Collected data
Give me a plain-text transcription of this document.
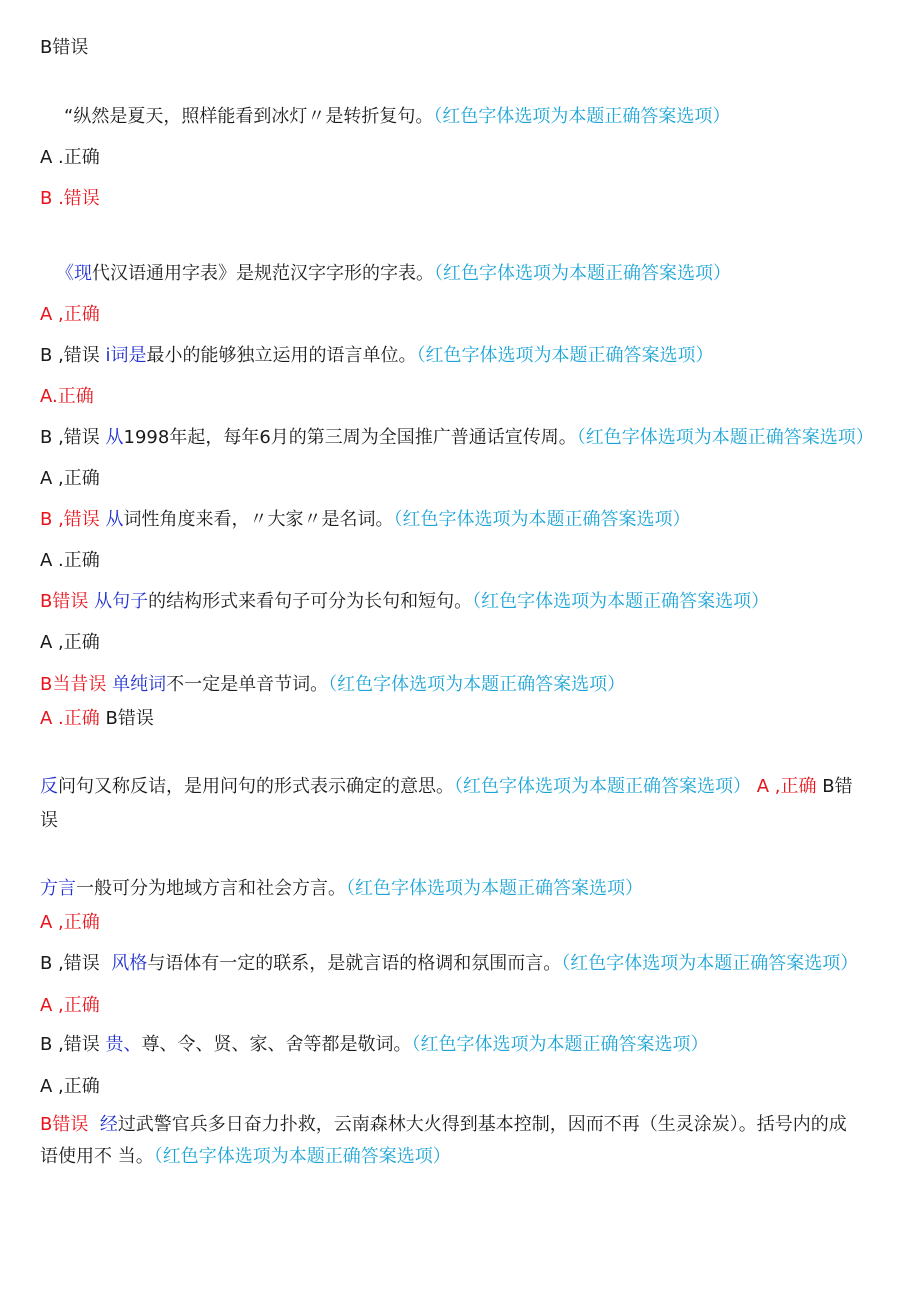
B错误
“纵然是夏天，照样能看到冰灯〃是转折复句。（红色字体选项为本题正确答案选项）
A .正确
B .错误
《现代汉语通用字表》是规范汉字字形的字表。（红色字体选项为本题正确答案选项）
A ,正确
B ,错误 i词是最小的能够独立运用的语言单位。（红色字体选项为本题正确答案选项）
A.正确
B ,错误 从1998年起，每年6月的第三周为全国推广普通话宣传周。（红色字体选项为本题正确答案选项）
A ,正确
B ,错误 从词性角度来看，〃大家〃是名词。（红色字体选项为本题正确答案选项）
A .正确
B错误 从句子的结构形式来看句子可分为长句和短句。（红色字体选项为本题正确答案选项）
A ,正确
B当昔误 单纯词不一定是单音节词。（红色字体选项为本题正确答案选项）
A .正确 B错误
反问句又称反诘，是用问句的形式表示确定的意思。（红色字体选项为本题正确答案选项） A ,正确 B错
误
方言一般可分为地域方言和社会方言。（红色字体选项为本题正确答案选项）
A ,正确
B ,错误 风格与语体有一定的联系，是就言语的格调和氛围而言。（红色字体选项为本题正确答案选项）
A ,正确
B ,错误 贵、尊、令、贤、家、舍等都是敬词。（红色字体选项为本题正确答案选项）
A ,正确
B错误 经过武警官兵多日奋力扑救，云南森林大火得到基本控制，因而不再（生灵涂炭）。括号内的成
语使用不 当。（红色字体选项为本题正确答案选项）
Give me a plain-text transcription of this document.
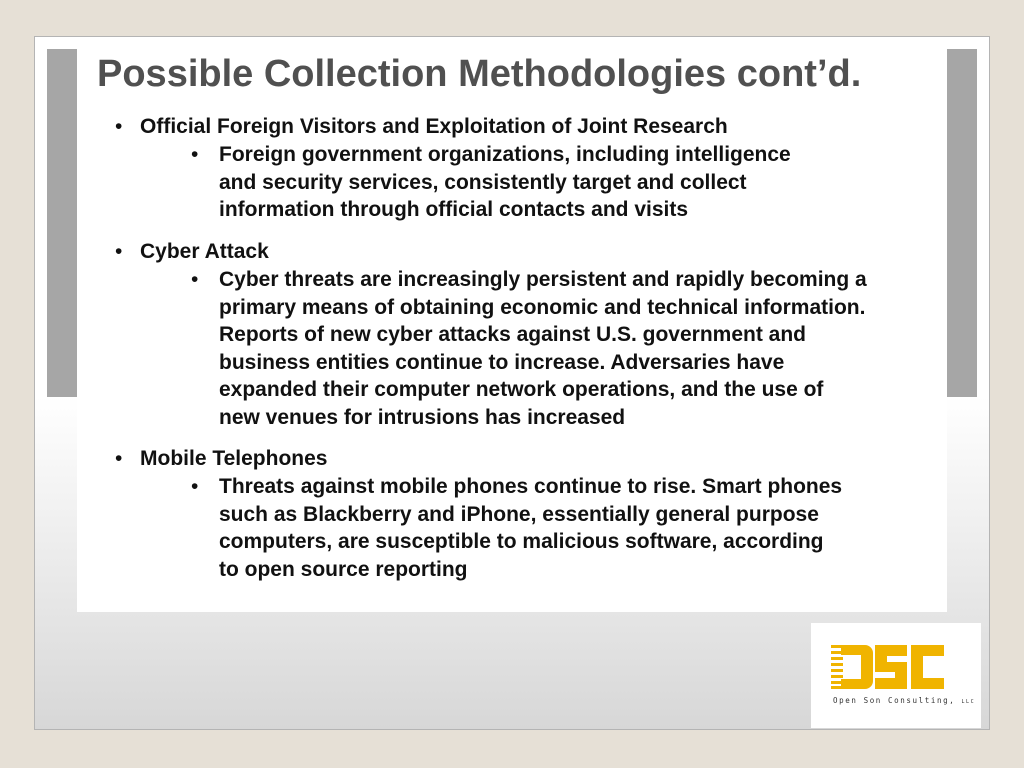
Possible Collection Methodologies cont’d.
• Official Foreign Visitors and Exploitation of Joint Research
• Foreign government organizations, including intelligence
and security services, consistently target and collect
information through official contacts and visits
• Cyber Attack
• Cyber threats are increasingly persistent and rapidly becoming a
primary means of obtaining economic and technical information.
Reports of new cyber attacks against U.S. government and
business entities continue to increase. Adversaries have
expanded their computer network operations, and the use of
new venues for intrusions has increased
• Mobile Telephones
• Threats against mobile phones continue to rise. Smart phones
such as Blackberry and iPhone, essentially general purpose
computers, are susceptible to malicious software, according
to open source reporting
Open Son Consulting, LLC
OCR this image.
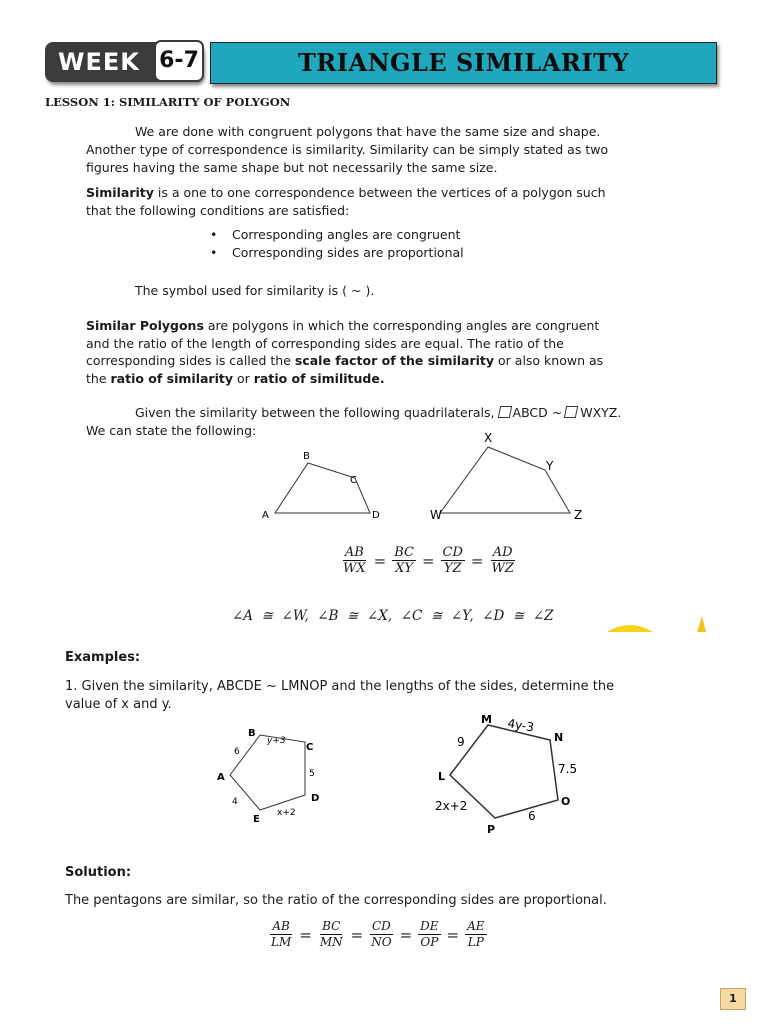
WEEK 6-7	TRIANGLE SIMILARITY
LESSON 1: SIMILARITY OF POLYGON
We are done with congruent polygons that have the same size and shape.
Another type of correspondence is similarity. Similarity can be simply stated as two
figures having the same shape but not necessarily the same size.
Similarity is a one to one correspondence between the vertices of a polygon such
that the following conditions are satisfied:
• Corresponding angles are congruent
• Corresponding sides are proportional
The symbol used for similarity is ( ~ ).
Similar Polygons are polygons in which the corresponding angles are congruent
and the ratio of the length of corresponding sides are equal. The ratio of the
corresponding sides is called the scale factor of the similarity or also known as
the ratio of similarity or ratio of similitude.
Given the similarity between the following quadrilaterals, ABCD ~ WXYZ.
We can state the following:
A
B
C
D	W
X
Y
Z
$\frac{AB}{WX} = \frac{BC}{XY} = \frac{CD}{YZ} = \frac{AD}{WZ}$
∠A  ≅  ∠W,  ∠B  ≅  ∠X,  ∠C  ≅  ∠Y,  ∠D  ≅  ∠Z
Examples:
1. Given the similarity, ABCDE ~ LMNOP and the lengths of the sides, determine the
value of x and y.
A
B
C
D
E
6
y+3
5
x+2
4
L
M
N
O
P
9
4y-3
7.5
6
2x+2
Solution:
The pentagons are similar, so the ratio of the corresponding sides are proportional.
$\frac{AB}{LM} = \frac{BC}{MN} = \frac{CD}{NO} = \frac{DE}{OP} = \frac{AE}{LP}$
1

* **Problem requirements**: Copy the listing exactly. Any image in it stays out of the copy.

* **Task response**:
Give me a plain-text transcription of this document.
B错误
“纵然是夏天，照样能看到冰灯〃是转折复句。（红色字体选项为本题正确答案选项）
A .正确
B .错误
《现代汉语通用字表》是规范汉字字形的字表。（红色字体选项为本题正确答案选项）
A ,正确
B ,错误 i词是最小的能够独立运用的语言单位。（红色字体选项为本题正确答案选项）
A.正确
B ,错误 从1998年起，每年6月的第三周为全国推广普通话宣传周。（红色字体选项为本题正确答案选项）
A ,正确
B ,错误 从词性角度来看，〃大家〃是名词。（红色字体选项为本题正确答案选项）
A .正确
B错误 从句子的结构形式来看句子可分为长句和短句。（红色字体选项为本题正确答案选项）
A ,正确
B当昔误 单纯词不一定是单音节词。（红色字体选项为本题正确答案选项）
A .正确 B错误
反问句又称反诘，是用问句的形式表示确定的意思。（红色字体选项为本题正确答案选项） A ,正确 B错
误
方言一般可分为地域方言和社会方言。（红色字体选项为本题正确答案选项）
A ,正确
B ,错误 风格与语体有一定的联系，是就言语的格调和氛围而言。（红色字体选项为本题正确答案选项）
A ,正确
B ,错误 贵、尊、令、贤、家、舍等都是敬词。（红色字体选项为本题正确答案选项）
A ,正确
B错误 经过武警官兵多日奋力扑救，云南森林大火得到基本控制，因而不再（生灵涂炭）。括号内的成
语使用不 当。（红色字体选项为本题正确答案选项）
Give me a plain-text transcription of this document.
Possible Collection Methodologies cont’d.
• Official Foreign Visitors and Exploitation of Joint Research
• Foreign government organizations, including intelligence
and security services, consistently target and collect
information through official contacts and visits
• Cyber Attack
• Cyber threats are increasingly persistent and rapidly becoming a
primary means of obtaining economic and technical information.
Reports of new cyber attacks against U.S. government and
business entities continue to increase. Adversaries have
expanded their computer network operations, and the use of
new venues for intrusions has increased
• Mobile Telephones
• Threats against mobile phones continue to rise. Smart phones
such as Blackberry and iPhone, essentially general purpose
computers, are susceptible to malicious software, according
to open source reporting
Open Son Consulting, LLC
OCR this image.
WEEK 6-7	TRIANGLE SIMILARITY
LESSON 1: SIMILARITY OF POLYGON
We are done with congruent polygons that have the same size and shape.
Another type of correspondence is similarity. Similarity can be simply stated as two
figures having the same shape but not necessarily the same size.
Similarity is a one to one correspondence between the vertices of a polygon such
that the following conditions are satisfied:
• Corresponding angles are congruent
• Corresponding sides are proportional
The symbol used for similarity is ( ~ ).
Similar Polygons are polygons in which the corresponding angles are congruent
and the ratio of the length of corresponding sides are equal. The ratio of the
corresponding sides is called the scale factor of the similarity or also known as
the ratio of similarity or ratio of similitude.
Given the similarity between the following quadrilaterals, ABCD ~ WXYZ.
We can state the following:
A
B
C
D	W
X
Y
Z
$\frac{AB}{WX} = \frac{BC}{XY} = \frac{CD}{YZ} = \frac{AD}{WZ}$
∠A  ≅  ∠W,  ∠B  ≅  ∠X,  ∠C  ≅  ∠Y,  ∠D  ≅  ∠Z
Examples:
1. Given the similarity, ABCDE ~ LMNOP and the lengths of the sides, determine the
value of x and y.
A
B
C
D
E
6
y+3
5
x+2
4
L
M
N
O
P
9
4y-3
7.5
6
2x+2
Solution:
The pentagons are similar, so the ratio of the corresponding sides are proportional.
$\frac{AB}{LM} = \frac{BC}{MN} = \frac{CD}{NO} = \frac{DE}{OP} = \frac{AE}{LP}$
1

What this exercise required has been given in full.